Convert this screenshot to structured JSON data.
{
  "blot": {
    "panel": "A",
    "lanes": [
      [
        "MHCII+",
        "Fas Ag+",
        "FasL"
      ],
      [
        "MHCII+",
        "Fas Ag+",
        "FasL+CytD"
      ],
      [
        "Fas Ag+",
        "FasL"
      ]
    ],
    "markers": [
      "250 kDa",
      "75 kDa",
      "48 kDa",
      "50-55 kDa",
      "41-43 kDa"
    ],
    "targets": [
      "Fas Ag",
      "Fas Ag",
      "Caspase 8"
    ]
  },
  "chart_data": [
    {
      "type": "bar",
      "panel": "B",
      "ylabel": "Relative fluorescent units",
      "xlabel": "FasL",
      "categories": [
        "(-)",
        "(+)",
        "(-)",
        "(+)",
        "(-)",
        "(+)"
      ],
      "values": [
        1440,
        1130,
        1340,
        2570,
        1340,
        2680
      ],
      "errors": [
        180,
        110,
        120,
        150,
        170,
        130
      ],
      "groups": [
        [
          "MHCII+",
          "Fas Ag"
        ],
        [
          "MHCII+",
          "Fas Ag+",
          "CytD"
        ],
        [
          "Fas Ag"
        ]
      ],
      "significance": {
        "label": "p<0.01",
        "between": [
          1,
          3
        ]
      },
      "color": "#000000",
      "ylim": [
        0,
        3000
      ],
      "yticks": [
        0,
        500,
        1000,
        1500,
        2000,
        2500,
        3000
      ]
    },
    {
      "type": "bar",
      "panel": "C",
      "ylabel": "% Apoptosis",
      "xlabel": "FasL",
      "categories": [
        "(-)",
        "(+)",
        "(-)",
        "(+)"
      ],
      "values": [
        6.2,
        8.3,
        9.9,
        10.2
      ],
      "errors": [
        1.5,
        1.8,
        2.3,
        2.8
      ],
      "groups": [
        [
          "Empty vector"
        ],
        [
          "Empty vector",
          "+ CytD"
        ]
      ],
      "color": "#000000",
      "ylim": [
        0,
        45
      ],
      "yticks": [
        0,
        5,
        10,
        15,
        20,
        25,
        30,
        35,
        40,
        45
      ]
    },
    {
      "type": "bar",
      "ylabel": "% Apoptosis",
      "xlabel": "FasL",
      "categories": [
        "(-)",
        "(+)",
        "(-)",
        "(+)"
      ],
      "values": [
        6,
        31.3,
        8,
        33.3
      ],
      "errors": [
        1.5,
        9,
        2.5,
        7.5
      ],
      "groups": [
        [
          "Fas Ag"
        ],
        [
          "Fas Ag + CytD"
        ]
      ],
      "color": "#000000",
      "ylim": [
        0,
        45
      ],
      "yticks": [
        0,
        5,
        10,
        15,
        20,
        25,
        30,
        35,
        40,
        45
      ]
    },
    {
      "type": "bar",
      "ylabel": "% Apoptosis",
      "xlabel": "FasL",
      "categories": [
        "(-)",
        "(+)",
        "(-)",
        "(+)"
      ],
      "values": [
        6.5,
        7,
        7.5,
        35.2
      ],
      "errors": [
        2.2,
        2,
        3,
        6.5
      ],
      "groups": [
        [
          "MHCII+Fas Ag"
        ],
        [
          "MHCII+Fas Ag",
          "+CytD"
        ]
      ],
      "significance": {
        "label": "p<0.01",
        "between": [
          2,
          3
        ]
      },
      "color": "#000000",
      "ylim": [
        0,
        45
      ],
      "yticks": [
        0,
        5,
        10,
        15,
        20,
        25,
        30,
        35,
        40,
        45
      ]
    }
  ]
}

::::

* **The problem**: Quote the whole listing above, leaving nothing out.

* **The response**:
Convert this screenshot to structured JSON data.
{
  "blot": {
    "panel": "A",
    "lanes": [
      [
        "MHCII+",
        "Fas Ag+",
        "FasL"
      ],
      [
        "MHCII+",
        "Fas Ag+",
        "FasL+CytD"
      ],
      [
        "Fas Ag+",
        "FasL"
      ]
    ],
    "markers": [
      "250 kDa",
      "75 kDa",
      "48 kDa",
      "50-55 kDa",
      "41-43 kDa"
    ],
    "targets": [
      "Fas Ag",
      "Fas Ag",
      "Caspase 8"
    ]
  },
  "chart_data": [
    {
      "type": "bar",
      "panel": "B",
      "ylabel": "Relative fluorescent units",
      "xlabel": "FasL",
      "categories": [
        "(-)",
        "(+)",
        "(-)",
        "(+)",
        "(-)",
        "(+)"
      ],
      "values": [
        1440,
        1130,
        1340,
        2570,
        1340,
        2680
      ],
      "errors": [
        180,
        110,
        120,
        150,
        170,
        130
      ],
      "groups": [
        [
          "MHCII+",
          "Fas Ag"
        ],
        [
          "MHCII+",
          "Fas Ag+",
          "CytD"
        ],
        [
          "Fas Ag"
        ]
      ],
      "significance": {
        "label": "p<0.01",
        "between": [
          1,
          3
        ]
      },
      "color": "#000000",
      "ylim": [
        0,
        3000
      ],
      "yticks": [
        0,
        500,
        1000,
        1500,
        2000,
        2500,
        3000
      ]
    },
    {
      "type": "bar",
      "panel": "C",
      "ylabel": "% Apoptosis",
      "xlabel": "FasL",
      "categories": [
        "(-)",
        "(+)",
        "(-)",
        "(+)"
      ],
      "values": [
        6.2,
        8.3,
        9.9,
        10.2
      ],
      "errors": [
        1.5,
        1.8,
        2.3,
        2.8
      ],
      "groups": [
        [
          "Empty vector"
        ],
        [
          "Empty vector",
          "+ CytD"
        ]
      ],
      "color": "#000000",
      "ylim": [
        0,
        45
      ],
      "yticks": [
        0,
        5,
        10,
        15,
        20,
        25,
        30,
        35,
        40,
        45
      ]
    },
    {
      "type": "bar",
      "ylabel": "% Apoptosis",
      "xlabel": "FasL",
      "categories": [
        "(-)",
        "(+)",
        "(-)",
        "(+)"
      ],
      "values": [
        6,
        31.3,
        8,
        33.3
      ],
      "errors": [
        1.5,
        9,
        2.5,
        7.5
      ],
      "groups": [
        [
          "Fas Ag"
        ],
        [
          "Fas Ag + CytD"
        ]
      ],
      "color": "#000000",
      "ylim": [
        0,
        45
      ],
      "yticks": [
        0,
        5,
        10,
        15,
        20,
        25,
        30,
        35,
        40,
        45
      ]
    },
    {
      "type": "bar",
      "ylabel": "% Apoptosis",
      "xlabel": "FasL",
      "categories": [
        "(-)",
        "(+)",
        "(-)",
        "(+)"
      ],
      "values": [
        6.5,
        7,
        7.5,
        35.2
      ],
      "errors": [
        2.2,
        2,
        3,
        6.5
      ],
      "groups": [
        [
          "MHCII+Fas Ag"
        ],
        [
          "MHCII+Fas Ag",
          "+CytD"
        ]
      ],
      "significance": {
        "label": "p<0.01",
        "between": [
          2,
          3
        ]
      },
      "color": "#000000",
      "ylim": [
        0,
        45
      ],
      "yticks": [
        0,
        5,
        10,
        15,
        20,
        25,
        30,
        35,
        40,
        45
      ]
    }
  ]
}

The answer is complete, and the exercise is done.